» **Required actions**:
**1)** Answer these questions about the Tuskegee study text:
(a) By what year had penicillin become the standard treatment for syphilis?
(b) How many children among the study's victims were born with congenital syphilis?
(c) Which 1979 report did the study lead to?
**2)** Can you copy everything in the Tuskegee study text from "By 1947, penicillin" down to "with congenital syphilis."?

» **Text**:
Segment Open

The 40-year study was controversial for reasons related to ethical standards, primarily because researchers knowingly failed to treat patients appropriately after the 1940s validation of penicillin as an effective cure for the disease they were studying. Revelation in 1972 of study failures by a whistleblower led to major changes in U.S. law and regulation on the protection of participants in clinical studies. Now studies require informed consent  communication of diagnosis, and accurate reporting of test results.
By 1947, penicillin had become the standard treatment for syphilis. Choices available to the doctors involved in the study might have included treating all syphilitic subjects and closing the study, or splitting off a control group for testing with penicillin. Instead, the Tuskegee scientists continued the study without treating any participants; they withheld penicillin and information about it from the patients. In addition, scientists prevented participants from accessing syphilis treatment programs available to other residents in the area. The study continued, under numerous US Public Health Service supervisors, until 1972, when a leak to the press resulted in its termination on November 16 of that year. The victims of the study included numerous men who died of syphilis, 40 wives who contracted the disease, and 19 children born with congenital syphilis.
The Tuskegee Syphilis Study, cited as "arguably the most infamous biomedical research study in U.S. history", led to the 1979 Belmont Report and the establishment of the Office for Human Research Protections (OHRP). It also led to federal laws and regulations requiring Institutional Review Boards for the protection of human subjects in studies involving human subjects. The Office for Human Research Protections (OHRP) manages this responsibility within the US Department of Health and Human Services (HHS).
For the most part, doctors and civil servants simply did their jobs. Some merely followed orders, others worked for the glory of science.—John Heller, Director of the Public Health Service's Division of Venereal Diseases
The venereal disease section of the U.S. Public Health Service (PHS) formed a study group in 1932 at its national headquarters. Taliaferro Clark was credited with its origin. His initial goal was to follow untreated syphilis in a group of black men for 6 to 9 months, and then follow up with a treatment phase. When he understood the intention of other study members to use deceptive practices, Clark disagreed with the plan to conduct an extended study.[clarification needed] He retired the year after the study began.

Segment Closed

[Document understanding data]
Segment Open

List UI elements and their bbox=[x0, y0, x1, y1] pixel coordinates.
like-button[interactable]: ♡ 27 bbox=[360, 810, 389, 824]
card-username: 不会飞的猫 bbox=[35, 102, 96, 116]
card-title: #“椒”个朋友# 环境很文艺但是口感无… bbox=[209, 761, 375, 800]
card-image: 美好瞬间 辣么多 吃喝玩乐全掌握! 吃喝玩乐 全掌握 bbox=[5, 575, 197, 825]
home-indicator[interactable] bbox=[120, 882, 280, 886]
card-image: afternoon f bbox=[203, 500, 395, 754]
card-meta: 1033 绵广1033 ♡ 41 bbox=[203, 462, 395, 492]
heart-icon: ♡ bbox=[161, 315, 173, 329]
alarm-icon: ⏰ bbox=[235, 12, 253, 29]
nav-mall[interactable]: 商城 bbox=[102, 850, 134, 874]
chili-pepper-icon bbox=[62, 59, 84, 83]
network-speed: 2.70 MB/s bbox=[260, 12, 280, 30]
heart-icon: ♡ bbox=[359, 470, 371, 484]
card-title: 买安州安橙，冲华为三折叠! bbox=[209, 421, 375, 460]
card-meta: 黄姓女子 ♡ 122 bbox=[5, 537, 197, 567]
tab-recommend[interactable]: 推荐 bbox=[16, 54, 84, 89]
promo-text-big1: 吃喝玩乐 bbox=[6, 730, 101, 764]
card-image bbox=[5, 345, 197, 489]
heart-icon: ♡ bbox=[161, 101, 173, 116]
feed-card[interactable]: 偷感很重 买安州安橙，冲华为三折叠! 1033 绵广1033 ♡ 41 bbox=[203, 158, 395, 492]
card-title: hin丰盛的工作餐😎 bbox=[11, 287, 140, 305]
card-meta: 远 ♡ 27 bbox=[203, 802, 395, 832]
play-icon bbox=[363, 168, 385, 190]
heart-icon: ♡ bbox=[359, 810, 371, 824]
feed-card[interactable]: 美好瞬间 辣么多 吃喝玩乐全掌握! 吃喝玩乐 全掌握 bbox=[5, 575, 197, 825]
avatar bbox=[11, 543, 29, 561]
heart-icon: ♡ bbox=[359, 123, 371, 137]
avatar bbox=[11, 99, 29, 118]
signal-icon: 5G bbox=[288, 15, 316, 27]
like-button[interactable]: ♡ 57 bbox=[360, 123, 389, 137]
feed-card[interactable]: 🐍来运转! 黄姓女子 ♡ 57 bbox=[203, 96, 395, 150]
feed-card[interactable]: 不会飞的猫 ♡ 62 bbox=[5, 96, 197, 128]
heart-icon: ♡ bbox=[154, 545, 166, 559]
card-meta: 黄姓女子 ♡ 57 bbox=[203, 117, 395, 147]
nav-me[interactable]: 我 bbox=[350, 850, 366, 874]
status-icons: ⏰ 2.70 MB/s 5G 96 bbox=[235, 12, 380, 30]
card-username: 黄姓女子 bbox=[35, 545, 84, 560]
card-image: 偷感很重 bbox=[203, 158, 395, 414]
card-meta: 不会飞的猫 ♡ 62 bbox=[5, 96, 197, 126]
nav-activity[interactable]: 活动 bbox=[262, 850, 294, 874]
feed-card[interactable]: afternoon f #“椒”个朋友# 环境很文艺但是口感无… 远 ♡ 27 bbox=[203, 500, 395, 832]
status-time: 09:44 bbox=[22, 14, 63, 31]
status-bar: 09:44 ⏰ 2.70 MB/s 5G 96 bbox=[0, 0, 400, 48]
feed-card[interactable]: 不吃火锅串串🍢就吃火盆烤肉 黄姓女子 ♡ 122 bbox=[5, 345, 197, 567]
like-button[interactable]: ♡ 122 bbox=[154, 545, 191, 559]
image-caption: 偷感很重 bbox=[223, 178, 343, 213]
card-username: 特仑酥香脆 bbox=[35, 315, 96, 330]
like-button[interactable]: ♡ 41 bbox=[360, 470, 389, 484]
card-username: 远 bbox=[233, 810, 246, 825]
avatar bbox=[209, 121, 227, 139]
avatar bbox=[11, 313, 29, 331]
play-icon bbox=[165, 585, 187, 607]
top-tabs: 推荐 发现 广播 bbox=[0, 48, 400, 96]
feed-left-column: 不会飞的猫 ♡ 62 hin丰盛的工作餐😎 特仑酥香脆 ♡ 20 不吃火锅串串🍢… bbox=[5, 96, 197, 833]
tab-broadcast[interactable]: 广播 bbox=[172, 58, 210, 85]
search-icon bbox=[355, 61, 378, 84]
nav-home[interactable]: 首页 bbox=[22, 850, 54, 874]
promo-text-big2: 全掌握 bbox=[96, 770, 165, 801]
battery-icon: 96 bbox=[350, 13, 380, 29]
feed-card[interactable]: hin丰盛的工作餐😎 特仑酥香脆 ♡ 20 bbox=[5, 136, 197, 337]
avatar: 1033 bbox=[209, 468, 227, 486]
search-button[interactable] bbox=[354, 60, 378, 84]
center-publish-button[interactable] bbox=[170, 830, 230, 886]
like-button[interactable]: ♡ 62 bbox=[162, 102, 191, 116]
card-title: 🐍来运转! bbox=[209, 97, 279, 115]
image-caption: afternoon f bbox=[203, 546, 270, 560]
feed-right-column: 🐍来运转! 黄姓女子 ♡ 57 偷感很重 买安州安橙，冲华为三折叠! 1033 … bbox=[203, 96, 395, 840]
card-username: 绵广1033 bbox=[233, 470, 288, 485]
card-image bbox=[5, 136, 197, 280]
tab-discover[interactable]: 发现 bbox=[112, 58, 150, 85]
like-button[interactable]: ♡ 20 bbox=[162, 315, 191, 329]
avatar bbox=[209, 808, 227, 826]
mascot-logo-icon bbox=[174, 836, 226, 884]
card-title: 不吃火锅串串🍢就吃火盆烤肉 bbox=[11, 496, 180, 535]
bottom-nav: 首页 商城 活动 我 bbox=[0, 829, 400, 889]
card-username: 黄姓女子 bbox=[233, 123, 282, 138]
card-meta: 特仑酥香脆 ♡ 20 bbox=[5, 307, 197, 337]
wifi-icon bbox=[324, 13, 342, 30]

Segment Closed

» **Answer set**:
**1)**
(a) 1947
(b) 19
(c) The Belmont Report

**2)**
By 1947, penicillin had become the standard treatment for syphilis. Choices available to the doctors involved in the study might have included treating all syphilitic subjects and closing the study, or splitting off a control group for testing with penicillin. Instead, the Tuskegee scientists continued the study without treating any participants; they withheld penicillin and information about it from the patients. In addition, scientists prevented participants from accessing syphilis treatment programs available to other residents in the area. The study continued, under numerous US Public Health Service supervisors, until 1972, when a leak to the press resulted in its termination on November 16 of that year. The victims of the study included numerous men who died of syphilis, 40 wives who contracted the disease, and 19 children born with congenital syphilis.